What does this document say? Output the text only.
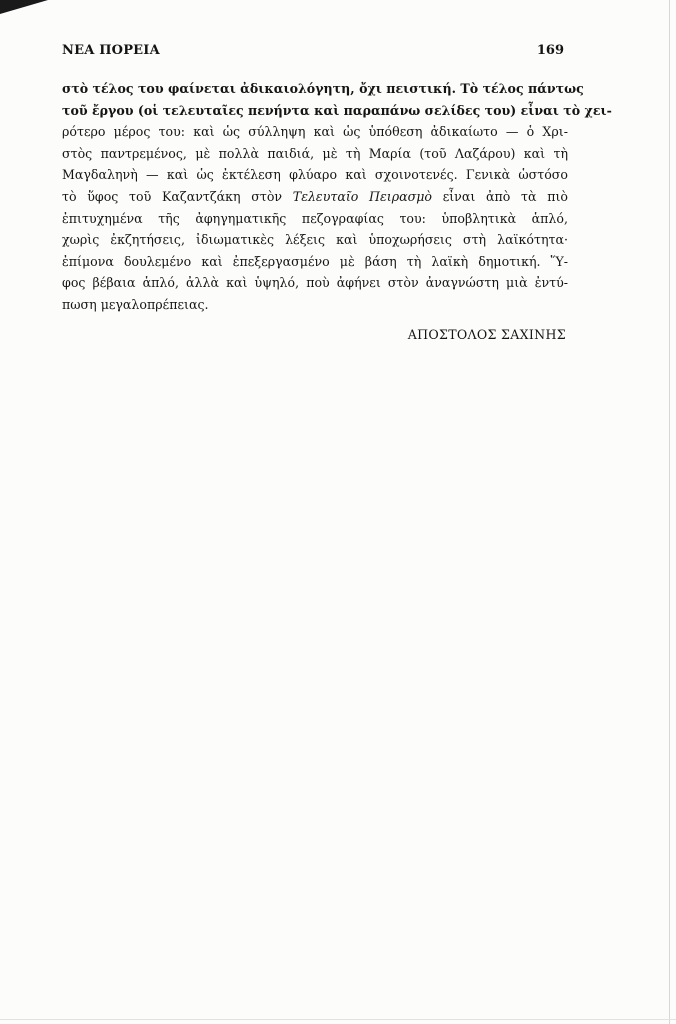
ΝΕΑ ΠΟΡΕΙΑ	169
στὸ τέλος του φαίνεται ἀδικαιολόγητη, ὄχι πειστική. Τὸ τέλος πάντως
τοῦ ἔργου (οἱ τελευταῖες πενήντα καὶ παραπάνω σελίδες του) εἶναι τὸ χει-
ρότερο μέρος του: καὶ ὡς σύλληψη καὶ ὡς ὑπόθεση ἀδικαίωτο — ὁ Χρι-
στὸς παντρεμένος, μὲ πολλὰ παιδιά, μὲ τὴ Μαρία (τοῦ Λαζάρου) καὶ τὴ
Μαγδαληνὴ — καὶ ὡς ἐκτέλεση φλύαρο καὶ σχοινοτενές. Γενικὰ ὡστόσο
τὸ ὕφος τοῦ Καζαντζάκη στὸν Τελευταῖο Πειρασμὸ εἶναι ἀπὸ τὰ πιὸ
ἐπιτυχημένα τῆς ἀφηγηματικῆς πεζογραφίας του: ὑποβλητικὰ ἁπλό,
χωρὶς ἐκζητήσεις, ἰδιωματικὲς λέξεις καὶ ὑποχωρήσεις στὴ λαϊκότητα·
ἐπίμονα δουλεμένο καὶ ἐπεξεργασμένο μὲ βάση τὴ λαϊκὴ δημοτική. Ὕ-
φος βέβαια ἁπλό, ἀλλὰ καὶ ὑψηλό, ποὺ ἀφήνει στὸν ἀναγνώστη μιὰ ἐντύ-
πωση μεγαλοπρέπειας.
ΑΠΟΣΤΟΛΟΣ ΣΑΧΙΝΗΣ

Given instruction » Repeat each entry precisely as it appears. Leave the pictures out.

Task result »
What does this document say? Output the text only.
ΝΕΑ ΠΟΡΕΙΑ	169
στὸ τέλος του φαίνεται ἀδικαιολόγητη, ὄχι πειστική. Τὸ τέλος πάντως
τοῦ ἔργου (οἱ τελευταῖες πενήντα καὶ παραπάνω σελίδες του) εἶναι τὸ χει-
ρότερο μέρος του: καὶ ὡς σύλληψη καὶ ὡς ὑπόθεση ἀδικαίωτο — ὁ Χρι-
στὸς παντρεμένος, μὲ πολλὰ παιδιά, μὲ τὴ Μαρία (τοῦ Λαζάρου) καὶ τὴ
Μαγδαληνὴ — καὶ ὡς ἐκτέλεση φλύαρο καὶ σχοινοτενές. Γενικὰ ὡστόσο
τὸ ὕφος τοῦ Καζαντζάκη στὸν Τελευταῖο Πειρασμὸ εἶναι ἀπὸ τὰ πιὸ
ἐπιτυχημένα τῆς ἀφηγηματικῆς πεζογραφίας του: ὑποβλητικὰ ἁπλό,
χωρὶς ἐκζητήσεις, ἰδιωματικὲς λέξεις καὶ ὑποχωρήσεις στὴ λαϊκότητα·
ἐπίμονα δουλεμένο καὶ ἐπεξεργασμένο μὲ βάση τὴ λαϊκὴ δημοτική. Ὕ-
φος βέβαια ἁπλό, ἀλλὰ καὶ ὑψηλό, ποὺ ἀφήνει στὸν ἀναγνώστη μιὰ ἐντύ-
πωση μεγαλοπρέπειας.
ΑΠΟΣΤΟΛΟΣ ΣΑΧΙΝΗΣ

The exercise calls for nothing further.